EXERCISE AIM: Repeat the records verbatim and leave the pictures out of your copy.
# start of DATA FOR THE TASK
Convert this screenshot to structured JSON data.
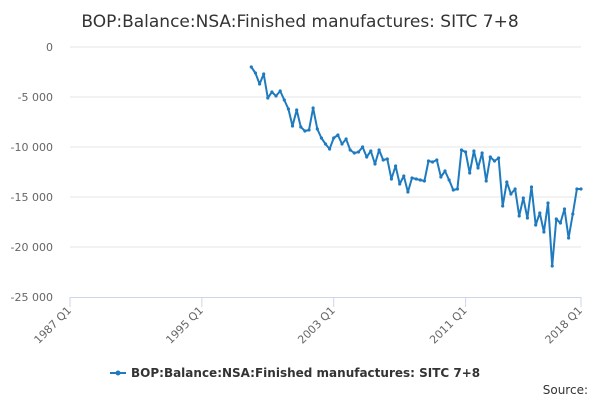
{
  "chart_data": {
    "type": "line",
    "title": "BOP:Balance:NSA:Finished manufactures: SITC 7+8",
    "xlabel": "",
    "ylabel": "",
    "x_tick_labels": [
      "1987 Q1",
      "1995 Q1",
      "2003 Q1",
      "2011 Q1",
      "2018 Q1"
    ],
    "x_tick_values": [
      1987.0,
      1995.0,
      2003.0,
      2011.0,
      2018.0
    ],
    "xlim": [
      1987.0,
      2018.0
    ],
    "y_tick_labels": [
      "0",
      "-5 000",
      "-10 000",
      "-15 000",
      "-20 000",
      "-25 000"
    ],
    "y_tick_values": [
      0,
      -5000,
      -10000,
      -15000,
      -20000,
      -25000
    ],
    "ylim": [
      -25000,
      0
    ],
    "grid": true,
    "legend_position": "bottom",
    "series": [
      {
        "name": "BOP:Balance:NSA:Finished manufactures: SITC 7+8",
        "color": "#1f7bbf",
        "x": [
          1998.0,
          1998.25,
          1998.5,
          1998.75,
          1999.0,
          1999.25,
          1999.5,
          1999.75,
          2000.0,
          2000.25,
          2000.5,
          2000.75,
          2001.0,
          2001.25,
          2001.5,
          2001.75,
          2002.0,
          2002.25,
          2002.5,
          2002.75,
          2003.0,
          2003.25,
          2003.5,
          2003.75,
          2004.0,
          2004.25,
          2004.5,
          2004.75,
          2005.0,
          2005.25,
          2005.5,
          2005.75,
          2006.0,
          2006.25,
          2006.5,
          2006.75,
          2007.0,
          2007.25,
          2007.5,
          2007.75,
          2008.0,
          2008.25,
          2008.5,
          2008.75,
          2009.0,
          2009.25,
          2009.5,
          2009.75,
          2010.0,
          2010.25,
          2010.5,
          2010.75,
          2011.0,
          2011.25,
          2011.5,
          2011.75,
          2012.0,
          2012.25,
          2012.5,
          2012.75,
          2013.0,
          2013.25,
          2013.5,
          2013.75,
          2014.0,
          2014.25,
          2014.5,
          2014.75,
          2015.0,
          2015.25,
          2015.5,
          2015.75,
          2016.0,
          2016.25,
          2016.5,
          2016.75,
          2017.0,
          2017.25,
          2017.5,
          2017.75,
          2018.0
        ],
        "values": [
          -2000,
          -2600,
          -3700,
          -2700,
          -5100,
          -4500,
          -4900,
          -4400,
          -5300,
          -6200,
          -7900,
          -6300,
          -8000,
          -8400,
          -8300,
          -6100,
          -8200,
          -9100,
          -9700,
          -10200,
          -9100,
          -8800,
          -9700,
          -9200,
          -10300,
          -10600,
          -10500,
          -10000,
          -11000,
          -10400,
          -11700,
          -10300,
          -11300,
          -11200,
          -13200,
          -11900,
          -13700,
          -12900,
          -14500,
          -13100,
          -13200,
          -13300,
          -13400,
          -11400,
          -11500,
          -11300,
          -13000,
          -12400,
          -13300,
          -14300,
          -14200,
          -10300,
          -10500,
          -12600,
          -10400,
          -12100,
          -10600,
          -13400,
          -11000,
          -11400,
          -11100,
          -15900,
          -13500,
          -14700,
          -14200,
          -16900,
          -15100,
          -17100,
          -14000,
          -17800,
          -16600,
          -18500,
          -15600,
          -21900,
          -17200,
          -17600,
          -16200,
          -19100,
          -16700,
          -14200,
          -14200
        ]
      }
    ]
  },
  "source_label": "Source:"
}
# end of DATA FOR THE TASK
THE REPLY:
Convert this screenshot to structured JSON data.
{
  "chart_data": {
    "type": "line",
    "title": "BOP:Balance:NSA:Finished manufactures: SITC 7+8",
    "xlabel": "",
    "ylabel": "",
    "x_tick_labels": [
      "1987 Q1",
      "1995 Q1",
      "2003 Q1",
      "2011 Q1",
      "2018 Q1"
    ],
    "x_tick_values": [
      1987.0,
      1995.0,
      2003.0,
      2011.0,
      2018.0
    ],
    "xlim": [
      1987.0,
      2018.0
    ],
    "y_tick_labels": [
      "0",
      "-5 000",
      "-10 000",
      "-15 000",
      "-20 000",
      "-25 000"
    ],
    "y_tick_values": [
      0,
      -5000,
      -10000,
      -15000,
      -20000,
      -25000
    ],
    "ylim": [
      -25000,
      0
    ],
    "grid": true,
    "legend_position": "bottom",
    "series": [
      {
        "name": "BOP:Balance:NSA:Finished manufactures: SITC 7+8",
        "color": "#1f7bbf",
        "x": [
          1998.0,
          1998.25,
          1998.5,
          1998.75,
          1999.0,
          1999.25,
          1999.5,
          1999.75,
          2000.0,
          2000.25,
          2000.5,
          2000.75,
          2001.0,
          2001.25,
          2001.5,
          2001.75,
          2002.0,
          2002.25,
          2002.5,
          2002.75,
          2003.0,
          2003.25,
          2003.5,
          2003.75,
          2004.0,
          2004.25,
          2004.5,
          2004.75,
          2005.0,
          2005.25,
          2005.5,
          2005.75,
          2006.0,
          2006.25,
          2006.5,
          2006.75,
          2007.0,
          2007.25,
          2007.5,
          2007.75,
          2008.0,
          2008.25,
          2008.5,
          2008.75,
          2009.0,
          2009.25,
          2009.5,
          2009.75,
          2010.0,
          2010.25,
          2010.5,
          2010.75,
          2011.0,
          2011.25,
          2011.5,
          2011.75,
          2012.0,
          2012.25,
          2012.5,
          2012.75,
          2013.0,
          2013.25,
          2013.5,
          2013.75,
          2014.0,
          2014.25,
          2014.5,
          2014.75,
          2015.0,
          2015.25,
          2015.5,
          2015.75,
          2016.0,
          2016.25,
          2016.5,
          2016.75,
          2017.0,
          2017.25,
          2017.5,
          2017.75,
          2018.0
        ],
        "values": [
          -2000,
          -2600,
          -3700,
          -2700,
          -5100,
          -4500,
          -4900,
          -4400,
          -5300,
          -6200,
          -7900,
          -6300,
          -8000,
          -8400,
          -8300,
          -6100,
          -8200,
          -9100,
          -9700,
          -10200,
          -9100,
          -8800,
          -9700,
          -9200,
          -10300,
          -10600,
          -10500,
          -10000,
          -11000,
          -10400,
          -11700,
          -10300,
          -11300,
          -11200,
          -13200,
          -11900,
          -13700,
          -12900,
          -14500,
          -13100,
          -13200,
          -13300,
          -13400,
          -11400,
          -11500,
          -11300,
          -13000,
          -12400,
          -13300,
          -14300,
          -14200,
          -10300,
          -10500,
          -12600,
          -10400,
          -12100,
          -10600,
          -13400,
          -11000,
          -11400,
          -11100,
          -15900,
          -13500,
          -14700,
          -14200,
          -16900,
          -15100,
          -17100,
          -14000,
          -17800,
          -16600,
          -18500,
          -15600,
          -21900,
          -17200,
          -17600,
          -16200,
          -19100,
          -16700,
          -14200,
          -14200
        ]
      }
    ]
  },
  "source_label": "Source:"
}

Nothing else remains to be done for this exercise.